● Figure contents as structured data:
/---

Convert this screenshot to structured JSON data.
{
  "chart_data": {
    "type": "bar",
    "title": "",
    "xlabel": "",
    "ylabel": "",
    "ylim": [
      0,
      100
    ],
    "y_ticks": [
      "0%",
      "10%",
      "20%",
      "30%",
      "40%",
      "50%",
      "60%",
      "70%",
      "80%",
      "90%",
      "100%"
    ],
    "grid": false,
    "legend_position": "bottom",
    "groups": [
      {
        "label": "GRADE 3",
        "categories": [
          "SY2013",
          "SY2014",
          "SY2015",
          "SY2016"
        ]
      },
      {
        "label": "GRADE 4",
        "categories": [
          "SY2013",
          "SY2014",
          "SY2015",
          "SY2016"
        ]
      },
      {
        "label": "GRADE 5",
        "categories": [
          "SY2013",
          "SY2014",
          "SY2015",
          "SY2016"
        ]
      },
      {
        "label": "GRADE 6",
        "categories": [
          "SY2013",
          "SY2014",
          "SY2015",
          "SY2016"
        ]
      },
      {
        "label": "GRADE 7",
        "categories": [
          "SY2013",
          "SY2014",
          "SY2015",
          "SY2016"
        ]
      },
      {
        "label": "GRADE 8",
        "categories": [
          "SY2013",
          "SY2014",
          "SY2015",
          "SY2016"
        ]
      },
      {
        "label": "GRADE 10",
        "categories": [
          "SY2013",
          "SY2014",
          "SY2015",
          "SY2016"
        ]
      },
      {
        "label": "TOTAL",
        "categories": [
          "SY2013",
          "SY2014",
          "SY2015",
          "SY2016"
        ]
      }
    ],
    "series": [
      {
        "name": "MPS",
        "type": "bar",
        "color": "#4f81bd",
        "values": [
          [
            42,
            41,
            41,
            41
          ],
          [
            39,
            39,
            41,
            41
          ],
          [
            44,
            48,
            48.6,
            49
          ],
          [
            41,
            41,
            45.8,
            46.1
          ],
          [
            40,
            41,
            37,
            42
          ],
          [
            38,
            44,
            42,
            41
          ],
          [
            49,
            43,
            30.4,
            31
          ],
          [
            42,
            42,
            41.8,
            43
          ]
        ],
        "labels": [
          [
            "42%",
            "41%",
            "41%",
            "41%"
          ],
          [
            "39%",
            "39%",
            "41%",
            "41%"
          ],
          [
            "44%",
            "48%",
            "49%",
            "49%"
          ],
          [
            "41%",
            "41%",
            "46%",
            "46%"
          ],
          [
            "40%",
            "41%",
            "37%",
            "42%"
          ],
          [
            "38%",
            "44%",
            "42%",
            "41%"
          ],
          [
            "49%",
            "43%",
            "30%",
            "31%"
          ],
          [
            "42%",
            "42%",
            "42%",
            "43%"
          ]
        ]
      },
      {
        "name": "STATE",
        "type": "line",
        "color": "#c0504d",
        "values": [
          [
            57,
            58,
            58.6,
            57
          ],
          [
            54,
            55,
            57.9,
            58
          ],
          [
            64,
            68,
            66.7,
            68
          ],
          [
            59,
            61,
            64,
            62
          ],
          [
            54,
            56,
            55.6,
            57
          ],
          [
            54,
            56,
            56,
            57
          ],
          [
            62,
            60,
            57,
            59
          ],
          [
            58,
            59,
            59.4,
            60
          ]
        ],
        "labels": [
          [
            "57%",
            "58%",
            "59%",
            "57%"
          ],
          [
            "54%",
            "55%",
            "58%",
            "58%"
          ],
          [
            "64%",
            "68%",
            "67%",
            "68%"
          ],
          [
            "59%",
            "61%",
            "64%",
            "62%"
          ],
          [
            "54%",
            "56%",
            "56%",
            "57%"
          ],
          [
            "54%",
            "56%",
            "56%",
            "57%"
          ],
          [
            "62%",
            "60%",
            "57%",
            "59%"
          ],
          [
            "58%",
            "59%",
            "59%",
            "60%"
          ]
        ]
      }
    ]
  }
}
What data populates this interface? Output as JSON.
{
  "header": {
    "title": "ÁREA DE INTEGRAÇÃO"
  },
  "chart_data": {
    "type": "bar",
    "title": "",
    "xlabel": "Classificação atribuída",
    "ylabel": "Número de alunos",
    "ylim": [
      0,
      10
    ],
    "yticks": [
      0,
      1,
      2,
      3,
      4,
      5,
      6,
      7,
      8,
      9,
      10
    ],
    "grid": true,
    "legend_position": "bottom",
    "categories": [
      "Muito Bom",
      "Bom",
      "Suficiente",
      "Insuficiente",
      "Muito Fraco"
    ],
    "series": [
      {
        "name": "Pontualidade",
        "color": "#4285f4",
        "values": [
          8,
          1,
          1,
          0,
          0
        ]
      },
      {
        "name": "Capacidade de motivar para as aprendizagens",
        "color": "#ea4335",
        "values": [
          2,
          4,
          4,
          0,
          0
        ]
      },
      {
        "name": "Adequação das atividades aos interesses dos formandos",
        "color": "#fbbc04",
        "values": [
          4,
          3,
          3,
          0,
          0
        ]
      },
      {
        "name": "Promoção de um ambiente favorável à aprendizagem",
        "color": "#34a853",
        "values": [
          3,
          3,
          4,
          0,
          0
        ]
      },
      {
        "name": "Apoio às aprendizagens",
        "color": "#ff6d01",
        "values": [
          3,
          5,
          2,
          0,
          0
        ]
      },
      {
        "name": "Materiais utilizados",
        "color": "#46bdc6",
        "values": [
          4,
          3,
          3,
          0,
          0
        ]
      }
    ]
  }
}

\---

● Description of the task: Identify and copy the lines holding the word "GRADE".

● Result of the exercise:
        "label": "GRADE 3",
        "label": "GRADE 4",
        "label": "GRADE 5",
        "label": "GRADE 6",
        "label": "GRADE 7",
        "label": "GRADE 8",
        "label": "GRADE 10",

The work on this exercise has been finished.